--- begin ---
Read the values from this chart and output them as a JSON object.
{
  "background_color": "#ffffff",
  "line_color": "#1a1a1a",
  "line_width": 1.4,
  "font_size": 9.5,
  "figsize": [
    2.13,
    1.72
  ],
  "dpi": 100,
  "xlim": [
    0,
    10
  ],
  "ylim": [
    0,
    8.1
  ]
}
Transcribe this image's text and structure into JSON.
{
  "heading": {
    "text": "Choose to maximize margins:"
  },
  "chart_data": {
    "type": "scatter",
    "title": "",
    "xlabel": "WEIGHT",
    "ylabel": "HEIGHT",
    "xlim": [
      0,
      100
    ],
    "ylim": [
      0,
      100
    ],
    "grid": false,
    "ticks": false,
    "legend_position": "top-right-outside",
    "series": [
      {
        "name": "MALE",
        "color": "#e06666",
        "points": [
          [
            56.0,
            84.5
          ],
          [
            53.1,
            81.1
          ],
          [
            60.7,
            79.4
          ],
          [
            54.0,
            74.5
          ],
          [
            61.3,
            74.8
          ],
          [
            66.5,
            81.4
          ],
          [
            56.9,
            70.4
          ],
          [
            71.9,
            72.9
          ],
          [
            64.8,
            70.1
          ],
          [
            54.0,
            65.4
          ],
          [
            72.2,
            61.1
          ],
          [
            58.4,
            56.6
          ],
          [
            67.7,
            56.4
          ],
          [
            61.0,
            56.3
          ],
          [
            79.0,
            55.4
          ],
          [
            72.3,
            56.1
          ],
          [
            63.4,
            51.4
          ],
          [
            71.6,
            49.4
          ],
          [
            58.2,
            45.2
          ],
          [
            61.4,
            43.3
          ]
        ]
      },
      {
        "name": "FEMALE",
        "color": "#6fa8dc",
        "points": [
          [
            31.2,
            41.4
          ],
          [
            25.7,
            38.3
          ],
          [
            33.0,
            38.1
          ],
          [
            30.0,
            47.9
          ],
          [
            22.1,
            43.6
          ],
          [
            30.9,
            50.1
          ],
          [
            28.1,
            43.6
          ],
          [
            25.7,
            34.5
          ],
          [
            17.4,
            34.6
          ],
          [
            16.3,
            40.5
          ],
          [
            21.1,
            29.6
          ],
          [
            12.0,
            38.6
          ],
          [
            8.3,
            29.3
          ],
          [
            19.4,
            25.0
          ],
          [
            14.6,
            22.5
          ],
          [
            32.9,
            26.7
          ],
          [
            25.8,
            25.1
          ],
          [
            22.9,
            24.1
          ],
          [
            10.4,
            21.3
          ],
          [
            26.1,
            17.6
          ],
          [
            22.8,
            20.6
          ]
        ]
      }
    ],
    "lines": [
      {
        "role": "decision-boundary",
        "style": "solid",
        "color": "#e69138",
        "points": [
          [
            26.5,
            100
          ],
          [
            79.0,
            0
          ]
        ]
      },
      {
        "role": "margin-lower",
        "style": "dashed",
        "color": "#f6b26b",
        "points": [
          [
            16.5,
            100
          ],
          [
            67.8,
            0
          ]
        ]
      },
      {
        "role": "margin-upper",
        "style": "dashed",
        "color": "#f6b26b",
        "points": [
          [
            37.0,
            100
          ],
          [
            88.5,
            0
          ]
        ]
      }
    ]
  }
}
--- end ---
Return every line exactly.

Read the values from this chart and output them as a JSON object.
{
  "background_color": "#ffffff",
  "line_color": "#1a1a1a",
  "line_width": 1.4,
  "font_size": 9.5,
  "figsize": [
    2.13,
    1.72
  ],
  "dpi": 100,
  "xlim": [
    0,
    10
  ],
  "ylim": [
    0,
    8.1
  ]
}
Transcribe this image's text and structure into JSON.
{
  "heading": {
    "text": "Choose to maximize margins:"
  },
  "chart_data": {
    "type": "scatter",
    "title": "",
    "xlabel": "WEIGHT",
    "ylabel": "HEIGHT",
    "xlim": [
      0,
      100
    ],
    "ylim": [
      0,
      100
    ],
    "grid": false,
    "ticks": false,
    "legend_position": "top-right-outside",
    "series": [
      {
        "name": "MALE",
        "color": "#e06666",
        "points": [
          [
            56.0,
            84.5
          ],
          [
            53.1,
            81.1
          ],
          [
            60.7,
            79.4
          ],
          [
            54.0,
            74.5
          ],
          [
            61.3,
            74.8
          ],
          [
            66.5,
            81.4
          ],
          [
            56.9,
            70.4
          ],
          [
            71.9,
            72.9
          ],
          [
            64.8,
            70.1
          ],
          [
            54.0,
            65.4
          ],
          [
            72.2,
            61.1
          ],
          [
            58.4,
            56.6
          ],
          [
            67.7,
            56.4
          ],
          [
            61.0,
            56.3
          ],
          [
            79.0,
            55.4
          ],
          [
            72.3,
            56.1
          ],
          [
            63.4,
            51.4
          ],
          [
            71.6,
            49.4
          ],
          [
            58.2,
            45.2
          ],
          [
            61.4,
            43.3
          ]
        ]
      },
      {
        "name": "FEMALE",
        "color": "#6fa8dc",
        "points": [
          [
            31.2,
            41.4
          ],
          [
            25.7,
            38.3
          ],
          [
            33.0,
            38.1
          ],
          [
            30.0,
            47.9
          ],
          [
            22.1,
            43.6
          ],
          [
            30.9,
            50.1
          ],
          [
            28.1,
            43.6
          ],
          [
            25.7,
            34.5
          ],
          [
            17.4,
            34.6
          ],
          [
            16.3,
            40.5
          ],
          [
            21.1,
            29.6
          ],
          [
            12.0,
            38.6
          ],
          [
            8.3,
            29.3
          ],
          [
            19.4,
            25.0
          ],
          [
            14.6,
            22.5
          ],
          [
            32.9,
            26.7
          ],
          [
            25.8,
            25.1
          ],
          [
            22.9,
            24.1
          ],
          [
            10.4,
            21.3
          ],
          [
            26.1,
            17.6
          ],
          [
            22.8,
            20.6
          ]
        ]
      }
    ],
    "lines": [
      {
        "role": "decision-boundary",
        "style": "solid",
        "color": "#e69138",
        "points": [
          [
            26.5,
            100
          ],
          [
            79.0,
            0
          ]
        ]
      },
      {
        "role": "margin-lower",
        "style": "dashed",
        "color": "#f6b26b",
        "points": [
          [
            16.5,
            100
          ],
          [
            67.8,
            0
          ]
        ]
      },
      {
        "role": "margin-upper",
        "style": "dashed",
        "color": "#f6b26b",
        "points": [
          [
            37.0,
            100
          ],
          [
            88.5,
            0
          ]
        ]
      }
    ]
  }
}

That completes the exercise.